■ EXERCISE BRIEF:
Set out the lines below as a numbered list, skipping blank lines and leaving out the pictures.

■ Data entries:
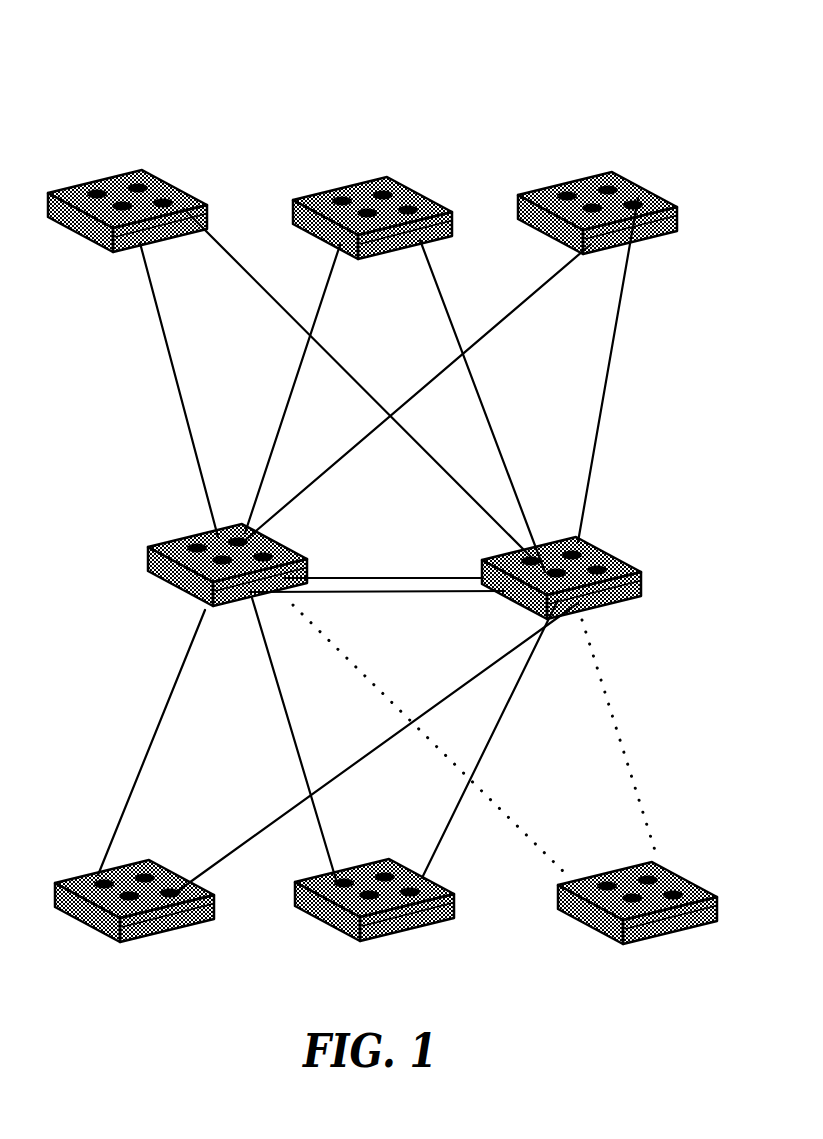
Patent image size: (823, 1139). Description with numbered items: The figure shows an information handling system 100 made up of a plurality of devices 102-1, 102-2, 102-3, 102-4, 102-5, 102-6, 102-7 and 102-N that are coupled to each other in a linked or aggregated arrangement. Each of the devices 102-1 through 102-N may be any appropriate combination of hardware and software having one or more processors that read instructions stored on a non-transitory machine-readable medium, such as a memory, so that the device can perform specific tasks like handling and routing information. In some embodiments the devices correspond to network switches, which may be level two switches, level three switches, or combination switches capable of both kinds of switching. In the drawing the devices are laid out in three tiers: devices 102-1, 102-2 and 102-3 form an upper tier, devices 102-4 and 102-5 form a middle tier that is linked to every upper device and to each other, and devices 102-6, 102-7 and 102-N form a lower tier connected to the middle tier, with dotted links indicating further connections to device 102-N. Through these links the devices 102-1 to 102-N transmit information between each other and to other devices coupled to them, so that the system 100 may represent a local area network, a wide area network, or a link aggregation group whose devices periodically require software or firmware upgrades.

The information handling system 100 is at (65, 40).
The device 102-1 is at (127, 188).
The device 102-2 is at (372, 192).
The device 102-3 is at (597, 189).
The device 102-4 is at (196, 559).
The device 102-5 is at (589, 566).
The device 102-6 is at (134, 926).
The device 102-7 is at (374, 925).
The device 102-N is at (637, 927).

■ SOLVED EXERCISE:
1. Patent image size: (823, 1139). Description with numbered items: The figure shows an information handling system 100 made up of a plurality of devices 102-1, 102-2, 102-3, 102-4, 102-5, 102-6, 102-7 and 102-N that are coupled to each other in a linked or aggregated arrangement. Each of the devices 102-1 through 102-N may be any appropriate combination of hardware and software having one or more processors that read instructions stored on a non-transitory machine-readable medium, such as a memory, so that the device can perform specific tasks like handling and routing information. In some embodiments the devices correspond to network switches, which may be level two switches, level three switches, or combination switches capable of both kinds of switching. In the drawing the devices are laid out in three tiers: devices 102-1, 102-2 and 102-3 form an upper tier, devices 102-4 and 102-5 form a middle tier that is linked to every upper device and to each other, and devices 102-6, 102-7 and 102-N form a lower tier connected to the middle tier, with dotted links indicating further connections to device 102-N. Through these links the devices 102-1 to 102-N transmit information between each other and to other devices coupled to them, so that the system 100 may represent a local area network, a wide area network, or a link aggregation group whose devices periodically require software or firmware upgrades.
2. The information handling system 100 is at (65, 40).
3. The device 102-1 is at (127, 188).
4. The device 102-2 is at (372, 192).
5. The device 102-3 is at (597, 189).
6. The device 102-4 is at (196, 559).
7. The device 102-5 is at (589, 566).
8. The device 102-6 is at (134, 926).
9. The device 102-7 is at (374, 925).
10. The device 102-N is at (637, 927).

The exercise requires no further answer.